_Consignes du problème_
Poursuivez le texte sur la transition de genre au-delà de sa dernière phrase.

_Extrait du document_
• • • • • • •
On rencontre cependant ici le risque d’une nouvelle injonction, ici positive, à vivre positivement sa transition. De fait les trans dissimulent leurs difficultés psychiques de peur que leur transition soit ralentie ou empêchée par leur famille ou le corps médical, parfois aussi de peur du jugement de leurs pairs qui affichent une transition heureuse. Si le désir de changer de sexe est causé par la souffrance, la dysphorie de genre, alors par opposition la transition est censée être une expérience positive, la résolution de la dysphorie, marquée par l’euphorie de genre. L’euphorie de genre est présentée comme libératrice mais, construite en opposition à la dysphorie, elle ne permet pas d’échapper à cette emprise du corps médical sur nos transitions. Si la transition peut indubitablement être source de joie, en exaltant la révélation d’une identité profonde (authentic self en anglais) on nous refuse de vivre simplement cette joie. Il s’agirait à la place de reconnaître la transition comme un évènement assez anodin de la vie d’un individu. Détransition et retransition peuvent également être ainsi dédramatisés : on choisit de transitionner dans un contexte particulier et la vie suivant son cours on peut parfois choisir d’arrêter les hormones, éventuellement de revenir à son sexe antérieur.
• • • • • • •
Entrées tirées d'une collection
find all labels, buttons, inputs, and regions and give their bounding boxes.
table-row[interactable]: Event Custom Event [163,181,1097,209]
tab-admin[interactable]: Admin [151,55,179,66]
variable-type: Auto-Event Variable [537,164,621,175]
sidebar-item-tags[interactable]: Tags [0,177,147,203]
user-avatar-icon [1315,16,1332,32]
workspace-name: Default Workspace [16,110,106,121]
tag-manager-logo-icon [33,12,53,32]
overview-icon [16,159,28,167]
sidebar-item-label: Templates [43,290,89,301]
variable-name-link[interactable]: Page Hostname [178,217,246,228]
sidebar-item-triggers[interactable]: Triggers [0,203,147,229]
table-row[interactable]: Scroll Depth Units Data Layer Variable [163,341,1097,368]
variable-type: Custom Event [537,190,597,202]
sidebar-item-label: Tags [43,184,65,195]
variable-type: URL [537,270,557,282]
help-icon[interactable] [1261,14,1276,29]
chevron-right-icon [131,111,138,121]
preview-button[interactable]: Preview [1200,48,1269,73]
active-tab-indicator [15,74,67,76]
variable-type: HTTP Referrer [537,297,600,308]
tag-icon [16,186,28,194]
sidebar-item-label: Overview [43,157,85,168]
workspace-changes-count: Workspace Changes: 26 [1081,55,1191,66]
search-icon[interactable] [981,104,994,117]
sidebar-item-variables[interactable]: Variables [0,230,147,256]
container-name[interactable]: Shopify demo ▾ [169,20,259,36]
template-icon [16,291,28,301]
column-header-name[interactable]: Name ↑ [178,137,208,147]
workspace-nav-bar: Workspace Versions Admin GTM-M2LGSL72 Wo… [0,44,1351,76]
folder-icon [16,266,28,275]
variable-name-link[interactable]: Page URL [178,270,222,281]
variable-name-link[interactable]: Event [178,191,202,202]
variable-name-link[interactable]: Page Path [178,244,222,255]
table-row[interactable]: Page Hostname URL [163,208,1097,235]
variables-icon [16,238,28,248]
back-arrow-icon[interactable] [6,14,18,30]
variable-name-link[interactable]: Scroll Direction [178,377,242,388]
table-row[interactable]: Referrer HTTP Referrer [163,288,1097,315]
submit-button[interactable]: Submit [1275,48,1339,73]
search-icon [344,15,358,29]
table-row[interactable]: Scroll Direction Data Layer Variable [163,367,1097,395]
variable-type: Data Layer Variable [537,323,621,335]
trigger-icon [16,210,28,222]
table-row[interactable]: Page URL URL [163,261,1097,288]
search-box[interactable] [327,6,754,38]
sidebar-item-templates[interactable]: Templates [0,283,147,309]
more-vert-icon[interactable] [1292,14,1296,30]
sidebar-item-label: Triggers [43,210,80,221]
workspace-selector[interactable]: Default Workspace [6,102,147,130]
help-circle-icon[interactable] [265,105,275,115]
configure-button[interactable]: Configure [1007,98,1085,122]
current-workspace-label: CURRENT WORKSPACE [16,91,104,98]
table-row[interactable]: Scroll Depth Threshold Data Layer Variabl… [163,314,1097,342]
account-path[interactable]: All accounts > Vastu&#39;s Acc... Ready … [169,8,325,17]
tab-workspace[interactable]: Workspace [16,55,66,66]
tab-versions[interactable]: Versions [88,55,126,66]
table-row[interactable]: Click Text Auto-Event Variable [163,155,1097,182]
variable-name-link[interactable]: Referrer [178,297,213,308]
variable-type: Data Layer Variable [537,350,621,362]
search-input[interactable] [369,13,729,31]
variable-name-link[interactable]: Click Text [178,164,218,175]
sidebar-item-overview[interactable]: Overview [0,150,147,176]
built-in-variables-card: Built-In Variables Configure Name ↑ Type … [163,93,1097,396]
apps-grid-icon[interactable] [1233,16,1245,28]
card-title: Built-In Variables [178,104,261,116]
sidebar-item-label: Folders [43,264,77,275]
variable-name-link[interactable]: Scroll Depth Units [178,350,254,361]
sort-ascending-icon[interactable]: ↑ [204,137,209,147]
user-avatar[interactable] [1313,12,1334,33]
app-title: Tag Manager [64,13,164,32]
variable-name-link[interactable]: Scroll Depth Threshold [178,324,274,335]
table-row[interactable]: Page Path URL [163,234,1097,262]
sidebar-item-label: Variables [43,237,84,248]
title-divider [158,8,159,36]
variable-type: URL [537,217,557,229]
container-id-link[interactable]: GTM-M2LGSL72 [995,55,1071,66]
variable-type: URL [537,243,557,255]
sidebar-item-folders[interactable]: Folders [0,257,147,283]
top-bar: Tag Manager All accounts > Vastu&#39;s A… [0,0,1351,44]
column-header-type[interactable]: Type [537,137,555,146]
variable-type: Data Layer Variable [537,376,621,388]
• • • • • • •
_Réponse ci-dessous_
Lors d’une discussion organisée par le Cercle freudien, le pédopsychiatre Jean Chambry remarque avec regrets que ses jeunes patientes trans n’aiment pas qu’on leur demande pourquoi elles désirent changer de sexe : « Il est clair que la psychothérapie va plutôt être centrée sur qu’est-ce que ça fait de vivre tout ça, comment tu vis tout ça, etc. Mais on s’interdit de trop interroger les fondements de la construction identitaire, très clairement, parce que là ça clash à chaque fois. […] Cette question du pourquoi elle est insupportable alors on est plutôt positionnés sur comment t’aider à vivre le mieux possible. » [19] Pour ma part je les comprends, l’obsession du « pourquoi ? » n’appelle qu’une réponse : « pourquoi pas ? »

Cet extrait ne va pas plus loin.